(Stored data entries)
--- BEGIN ---
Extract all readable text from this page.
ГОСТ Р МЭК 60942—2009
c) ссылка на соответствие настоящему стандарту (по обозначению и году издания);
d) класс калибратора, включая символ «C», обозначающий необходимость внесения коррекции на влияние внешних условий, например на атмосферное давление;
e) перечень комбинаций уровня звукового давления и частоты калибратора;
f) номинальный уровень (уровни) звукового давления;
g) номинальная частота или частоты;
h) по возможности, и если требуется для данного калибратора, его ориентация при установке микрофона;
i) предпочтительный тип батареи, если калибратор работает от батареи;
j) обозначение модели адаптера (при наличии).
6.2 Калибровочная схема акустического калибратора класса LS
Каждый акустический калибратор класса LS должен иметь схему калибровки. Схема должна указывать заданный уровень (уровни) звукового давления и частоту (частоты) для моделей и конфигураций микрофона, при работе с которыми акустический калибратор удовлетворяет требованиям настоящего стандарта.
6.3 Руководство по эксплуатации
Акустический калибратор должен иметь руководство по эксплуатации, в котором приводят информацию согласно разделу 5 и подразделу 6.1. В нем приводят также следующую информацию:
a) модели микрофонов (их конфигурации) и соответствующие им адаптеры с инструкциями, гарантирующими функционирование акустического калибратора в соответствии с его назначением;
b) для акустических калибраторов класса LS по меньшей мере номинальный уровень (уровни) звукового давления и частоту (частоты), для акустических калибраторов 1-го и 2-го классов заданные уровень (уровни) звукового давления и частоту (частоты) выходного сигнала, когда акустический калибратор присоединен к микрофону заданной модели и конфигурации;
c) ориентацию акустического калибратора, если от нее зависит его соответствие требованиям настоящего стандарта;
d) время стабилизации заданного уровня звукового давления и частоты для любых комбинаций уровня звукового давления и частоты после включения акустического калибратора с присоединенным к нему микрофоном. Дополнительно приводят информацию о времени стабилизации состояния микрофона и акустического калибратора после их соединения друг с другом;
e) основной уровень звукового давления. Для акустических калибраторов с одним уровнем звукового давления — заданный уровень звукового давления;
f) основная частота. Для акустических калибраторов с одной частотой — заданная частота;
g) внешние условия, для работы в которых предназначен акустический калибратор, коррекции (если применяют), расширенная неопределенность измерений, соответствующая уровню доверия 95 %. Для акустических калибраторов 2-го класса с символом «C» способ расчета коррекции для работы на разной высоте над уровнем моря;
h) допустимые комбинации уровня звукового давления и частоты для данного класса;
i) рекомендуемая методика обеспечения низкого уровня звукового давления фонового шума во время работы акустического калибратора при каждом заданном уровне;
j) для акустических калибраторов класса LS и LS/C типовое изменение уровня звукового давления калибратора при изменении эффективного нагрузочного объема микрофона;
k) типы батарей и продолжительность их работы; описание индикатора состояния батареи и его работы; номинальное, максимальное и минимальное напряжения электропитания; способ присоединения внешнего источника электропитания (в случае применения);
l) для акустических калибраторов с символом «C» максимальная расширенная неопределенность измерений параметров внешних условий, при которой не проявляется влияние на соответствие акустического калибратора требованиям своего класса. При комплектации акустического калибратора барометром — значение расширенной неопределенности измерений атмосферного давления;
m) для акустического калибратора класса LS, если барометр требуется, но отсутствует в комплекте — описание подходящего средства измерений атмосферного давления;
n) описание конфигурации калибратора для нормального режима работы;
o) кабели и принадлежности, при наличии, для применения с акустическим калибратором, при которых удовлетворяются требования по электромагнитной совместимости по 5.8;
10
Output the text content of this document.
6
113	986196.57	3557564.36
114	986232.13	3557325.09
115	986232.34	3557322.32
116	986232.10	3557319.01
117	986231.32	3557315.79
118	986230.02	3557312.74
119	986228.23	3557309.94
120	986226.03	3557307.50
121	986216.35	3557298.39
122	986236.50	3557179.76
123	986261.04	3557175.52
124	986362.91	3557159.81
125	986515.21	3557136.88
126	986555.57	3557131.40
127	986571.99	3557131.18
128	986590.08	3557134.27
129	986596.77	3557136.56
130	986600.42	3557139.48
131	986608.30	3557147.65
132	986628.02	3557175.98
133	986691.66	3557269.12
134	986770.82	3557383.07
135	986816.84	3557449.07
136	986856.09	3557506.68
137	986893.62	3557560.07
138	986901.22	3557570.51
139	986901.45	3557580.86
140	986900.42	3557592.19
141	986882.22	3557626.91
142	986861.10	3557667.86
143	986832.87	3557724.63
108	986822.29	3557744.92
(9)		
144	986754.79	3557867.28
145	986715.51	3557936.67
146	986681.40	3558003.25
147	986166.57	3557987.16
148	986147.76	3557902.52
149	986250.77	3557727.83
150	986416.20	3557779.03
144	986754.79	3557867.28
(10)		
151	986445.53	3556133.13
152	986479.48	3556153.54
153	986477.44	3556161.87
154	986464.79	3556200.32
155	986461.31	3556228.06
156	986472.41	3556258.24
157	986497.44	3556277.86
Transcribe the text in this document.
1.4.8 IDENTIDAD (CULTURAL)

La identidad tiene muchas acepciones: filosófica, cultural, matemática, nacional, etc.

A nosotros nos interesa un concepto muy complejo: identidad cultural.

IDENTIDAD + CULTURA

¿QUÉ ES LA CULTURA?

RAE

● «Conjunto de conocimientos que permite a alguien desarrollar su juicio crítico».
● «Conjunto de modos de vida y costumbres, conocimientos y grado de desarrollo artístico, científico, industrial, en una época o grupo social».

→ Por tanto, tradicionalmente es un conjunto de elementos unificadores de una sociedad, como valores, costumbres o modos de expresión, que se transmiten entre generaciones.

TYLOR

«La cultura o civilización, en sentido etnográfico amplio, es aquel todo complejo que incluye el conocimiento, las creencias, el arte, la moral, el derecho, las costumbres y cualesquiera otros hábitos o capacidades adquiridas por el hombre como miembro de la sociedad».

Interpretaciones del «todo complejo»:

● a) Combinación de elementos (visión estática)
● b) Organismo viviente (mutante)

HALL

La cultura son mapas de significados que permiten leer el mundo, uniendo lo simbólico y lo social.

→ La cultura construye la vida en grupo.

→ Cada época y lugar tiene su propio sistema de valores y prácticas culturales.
--- END ---
- **Objective**: Filter the entries above down to the lines containing the word "valores".

- **Answer in full**:
→ Por tanto, tradicionalmente es un conjunto de elementos unificadores de una sociedad, como valores, costumbres o modos de expresión, que se transmiten entre generaciones.
→ Cada época y lugar tiene su propio sistema de valores y prácticas culturales.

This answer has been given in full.